--- start The data ---

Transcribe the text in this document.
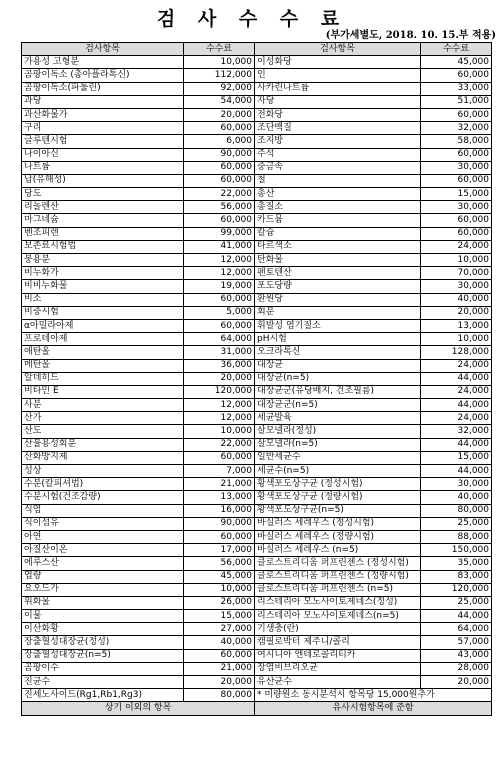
검 사 수 수 료
(부가세별도, 2018. 10. 15.부 적용)
검사항목	수수료	검사항목	수수료
가용성 고형분	10,000	이성화당	45,000
곰팡이독소 (총아플라톡신)	112,000	인	60,000
곰팡이독소(파툴린)	92,000	사카린나트륨	33,000
과당	54,000	자당	51,000
과산화물가	20,000	전화당	60,000
구리	60,000	조단백질	32,000
글루텐시험	6,000	조지방	58,000
나이아신	90,000	주석	60,000
나트륨	60,000	중금속	30,000
납(유해성)	60,000	철	60,000
당도	22,000	총산	15,000
리놀렌산	56,000	총질소	30,000
마그네슘	60,000	카드뮴	60,000
벤조피렌	99,000	칼슘	60,000
보존료시험법	41,000	타르색소	24,000
붕용분	12,000	탄화물	10,000
비누화가	12,000	펜토텐산	70,000
비비누화물	19,000	포도당량	30,000
비소	60,000	환원당	40,000
비중시험	5,000	회분	20,000
α아밀라아제	60,000	휘발성 염기질소	13,000
프로테아제	64,000	pH시험	10,000
애탄올	31,000	오크라톡신	128,000
메탄올	36,000	대장균	24,000
알데히드	20,000	대장균(n=5)	44,000
비타민 E	120,000	대장균군(유당배지, 건조필름)	24,000
사분	12,000	대장균군(n=5)	44,000
산가	12,000	세균발육	24,000
산도	10,000	살모넬라(정성)	32,000
산불용성회분	22,000	살모넬라(n=5)	44,000
산화방지제	60,000	일반세균수	15,000
성상	7,000	세균수(n=5)	44,000
수분(칼피셔법)	21,000	황색포도상구균 (정성시험)	30,000
수분시험(건조감량)	13,000	황색포도상구균 (정량시험)	40,000
식염	16,000	황색포도상구균(n=5)	80,000
식이섬유	90,000	바실러스 세레우스 (정성시험)	25,000
아연	60,000	바실러스 세레우스 (정량시험)	88,000
아질산이온	17,000	바실러스 세레우스 (n=5)	150,000
에루스산	56,000	클로스트리디움 퍼프린젠스 (정성시험)	35,000
엽량	45,000	클로스트리디움 퍼프린젠스 (정량시험)	83,000
요오드가	10,000	클로스트리디움 퍼프린젠스 (n=5)	120,000
위화물	26,000	리스테리아 모노사이토제네스(정성)	25,000
이물	15,000	리스테리아 모노사이토제네스(n=5)	44,000
이산화황	27,000	기생충(란)	64,000
장출혈성대장균(정성)	40,000	캠필로박터 제주니/콜리	57,000
장출혈성대장균(n=5)	60,000	여시니아 엔테로콜리티카	43,000
곰팡이수	21,000	장염비브리오균	28,000
진균수	20,000	유산균수	20,000
진세노사이드(Rg1,Rb1,Rg3)	80,000	* 미량원소 동시분석시 항목당 15,000원추가	
상기 이외의 항목		유사시험항목에 준함	
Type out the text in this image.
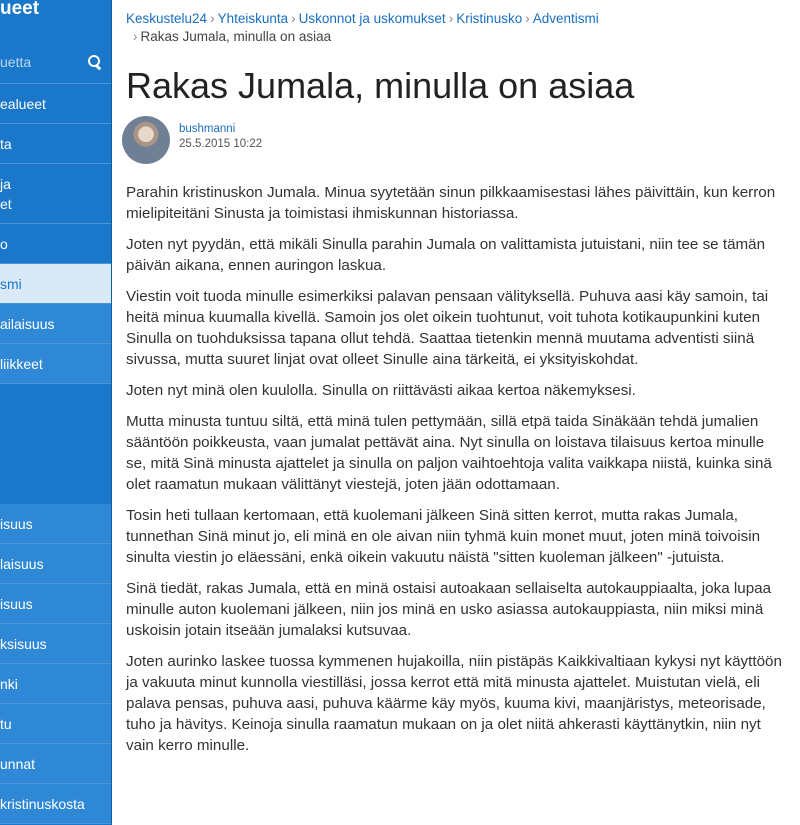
ueet
uetta
ealueet
ta
ja
et
o
smi
ailaisuus
liikkeet
isuus
laisuus
isuus
ksisuus
nki
tu
unnat
kristinuskosta
Keskustelu24 › Yhteiskunta › Uskonnot ja uskomukset › Kristinusko › Adventismi
› Rakas Jumala, minulla on asiaa
Rakas Jumala, minulla on asiaa
bushmanni
25.5.2015 10:22

Parahin kristinuskon Jumala. Minua syytetään sinun pilkkaamisestasi lähes päivittäin, kun kerron mielipiteitäni Sinusta ja toimistasi ihmiskunnan historiassa.

Joten nyt pyydän, että mikäli Sinulla parahin Jumala on valittamista jutuistani, niin tee se tämän päivän aikana, ennen auringon laskua.

Viestin voit tuoda minulle esimerkiksi palavan pensaan välityksellä. Puhuva aasi käy samoin, tai heitä minua kuumalla kivellä. Samoin jos olet oikein tuohtunut, voit tuhota kotikaupunkini kuten Sinulla on tuohduksissa tapana ollut tehdä. Saattaa tietenkin mennä muutama adventisti siinä sivussa, mutta suuret linjat ovat olleet Sinulle aina tärkeitä, ei yksityiskohdat.

Joten nyt minä olen kuulolla. Sinulla on riittävästi aikaa kertoa näkemyksesi.

Mutta minusta tuntuu siltä, että minä tulen pettymään, sillä etpä taida Sinäkään tehdä jumalien sääntöön poikkeusta, vaan jumalat pettävät aina. Nyt sinulla on loistava tilaisuus kertoa minulle se, mitä Sinä minusta ajattelet ja sinulla on paljon vaihtoehtoja valita vaikkapa niistä, kuinka sinä olet raamatun mukaan välittänyt viestejä, joten jään odottamaan.

Tosin heti tullaan kertomaan, että kuolemani jälkeen Sinä sitten kerrot, mutta rakas Jumala, tunnethan Sinä minut jo, eli minä en ole aivan niin tyhmä kuin monet muut, joten minä toivoisin sinulta viestin jo eläessäni, enkä oikein vakuutu näistä "sitten kuoleman jälkeen" -jutuista.

Sinä tiedät, rakas Jumala, että en minä ostaisi autoakaan sellaiselta autokauppiaalta, joka lupaa minulle auton kuolemani jälkeen, niin jos minä en usko asiassa autokauppiasta, niin miksi minä uskoisin jotain itseään jumalaksi kutsuvaa.

Joten aurinko laskee tuossa kymmenen hujakoilla, niin pistäpäs Kaikkivaltiaan kykysi nyt käyttöön ja vakuuta minut kunnolla viestilläsi, jossa kerrot että mitä minusta ajattelet. Muistutan vielä, eli palava pensas, puhuva aasi, puhuva käärme käy myös, kuuma kivi, maanjäristys, meteorisade, tuho ja hävitys. Keinoja sinulla raamatun mukaan on ja olet niitä ahkerasti käyttänytkin, niin nyt vain kerro minulle.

--- end The data ---

Exercise requirements: What comes back should match the records exactly, minus any pictures.

Result:
Transcribe the text in this document.
검 사 수 수 료
(부가세별도, 2018. 10. 15.부 적용)
검사항목	수수료	검사항목	수수료
가용성 고형분	10,000	이성화당	45,000
곰팡이독소 (총아플라톡신)	112,000	인	60,000
곰팡이독소(파툴린)	92,000	사카린나트륨	33,000
과당	54,000	자당	51,000
과산화물가	20,000	전화당	60,000
구리	60,000	조단백질	32,000
글루텐시험	6,000	조지방	58,000
나이아신	90,000	주석	60,000
나트륨	60,000	중금속	30,000
납(유해성)	60,000	철	60,000
당도	22,000	총산	15,000
리놀렌산	56,000	총질소	30,000
마그네슘	60,000	카드뮴	60,000
벤조피렌	99,000	칼슘	60,000
보존료시험법	41,000	타르색소	24,000
붕용분	12,000	탄화물	10,000
비누화가	12,000	펜토텐산	70,000
비비누화물	19,000	포도당량	30,000
비소	60,000	환원당	40,000
비중시험	5,000	회분	20,000
α아밀라아제	60,000	휘발성 염기질소	13,000
프로테아제	64,000	pH시험	10,000
애탄올	31,000	오크라톡신	128,000
메탄올	36,000	대장균	24,000
알데히드	20,000	대장균(n=5)	44,000
비타민 E	120,000	대장균군(유당배지, 건조필름)	24,000
사분	12,000	대장균군(n=5)	44,000
산가	12,000	세균발육	24,000
산도	10,000	살모넬라(정성)	32,000
산불용성회분	22,000	살모넬라(n=5)	44,000
산화방지제	60,000	일반세균수	15,000
성상	7,000	세균수(n=5)	44,000
수분(칼피셔법)	21,000	황색포도상구균 (정성시험)	30,000
수분시험(건조감량)	13,000	황색포도상구균 (정량시험)	40,000
식염	16,000	황색포도상구균(n=5)	80,000
식이섬유	90,000	바실러스 세레우스 (정성시험)	25,000
아연	60,000	바실러스 세레우스 (정량시험)	88,000
아질산이온	17,000	바실러스 세레우스 (n=5)	150,000
에루스산	56,000	클로스트리디움 퍼프린젠스 (정성시험)	35,000
엽량	45,000	클로스트리디움 퍼프린젠스 (정량시험)	83,000
요오드가	10,000	클로스트리디움 퍼프린젠스 (n=5)	120,000
위화물	26,000	리스테리아 모노사이토제네스(정성)	25,000
이물	15,000	리스테리아 모노사이토제네스(n=5)	44,000
이산화황	27,000	기생충(란)	64,000
장출혈성대장균(정성)	40,000	캠필로박터 제주니/콜리	57,000
장출혈성대장균(n=5)	60,000	여시니아 엔테로콜리티카	43,000
곰팡이수	21,000	장염비브리오균	28,000
진균수	20,000	유산균수	20,000
진세노사이드(Rg1,Rb1,Rg3)	80,000	* 미량원소 동시분석시 항목당 15,000원추가	
상기 이외의 항목		유사시험항목에 준함	
Type out the text in this image.
ueet
uetta
ealueet
ta
ja
et
o
smi
ailaisuus
liikkeet
isuus
laisuus
isuus
ksisuus
nki
tu
unnat
kristinuskosta
Keskustelu24 › Yhteiskunta › Uskonnot ja uskomukset › Kristinusko › Adventismi
› Rakas Jumala, minulla on asiaa
Rakas Jumala, minulla on asiaa
bushmanni
25.5.2015 10:22

Parahin kristinuskon Jumala. Minua syytetään sinun pilkkaamisestasi lähes päivittäin, kun kerron mielipiteitäni Sinusta ja toimistasi ihmiskunnan historiassa.

Joten nyt pyydän, että mikäli Sinulla parahin Jumala on valittamista jutuistani, niin tee se tämän päivän aikana, ennen auringon laskua.

Viestin voit tuoda minulle esimerkiksi palavan pensaan välityksellä. Puhuva aasi käy samoin, tai heitä minua kuumalla kivellä. Samoin jos olet oikein tuohtunut, voit tuhota kotikaupunkini kuten Sinulla on tuohduksissa tapana ollut tehdä. Saattaa tietenkin mennä muutama adventisti siinä sivussa, mutta suuret linjat ovat olleet Sinulle aina tärkeitä, ei yksityiskohdat.

Joten nyt minä olen kuulolla. Sinulla on riittävästi aikaa kertoa näkemyksesi.

Mutta minusta tuntuu siltä, että minä tulen pettymään, sillä etpä taida Sinäkään tehdä jumalien sääntöön poikkeusta, vaan jumalat pettävät aina. Nyt sinulla on loistava tilaisuus kertoa minulle se, mitä Sinä minusta ajattelet ja sinulla on paljon vaihtoehtoja valita vaikkapa niistä, kuinka sinä olet raamatun mukaan välittänyt viestejä, joten jään odottamaan.

Tosin heti tullaan kertomaan, että kuolemani jälkeen Sinä sitten kerrot, mutta rakas Jumala, tunnethan Sinä minut jo, eli minä en ole aivan niin tyhmä kuin monet muut, joten minä toivoisin sinulta viestin jo eläessäni, enkä oikein vakuutu näistä "sitten kuoleman jälkeen" -jutuista.

Sinä tiedät, rakas Jumala, että en minä ostaisi autoakaan sellaiselta autokauppiaalta, joka lupaa minulle auton kuolemani jälkeen, niin jos minä en usko asiassa autokauppiasta, niin miksi minä uskoisin jotain itseään jumalaksi kutsuvaa.

Joten aurinko laskee tuossa kymmenen hujakoilla, niin pistäpäs Kaikkivaltiaan kykysi nyt käyttöön ja vakuuta minut kunnolla viestilläsi, jossa kerrot että mitä minusta ajattelet. Muistutan vielä, eli palava pensas, puhuva aasi, puhuva käärme käy myös, kuuma kivi, maanjäristys, meteorisade, tuho ja hävitys. Keinoja sinulla raamatun mukaan on ja olet niitä ahkerasti käyttänytkin, niin nyt vain kerro minulle.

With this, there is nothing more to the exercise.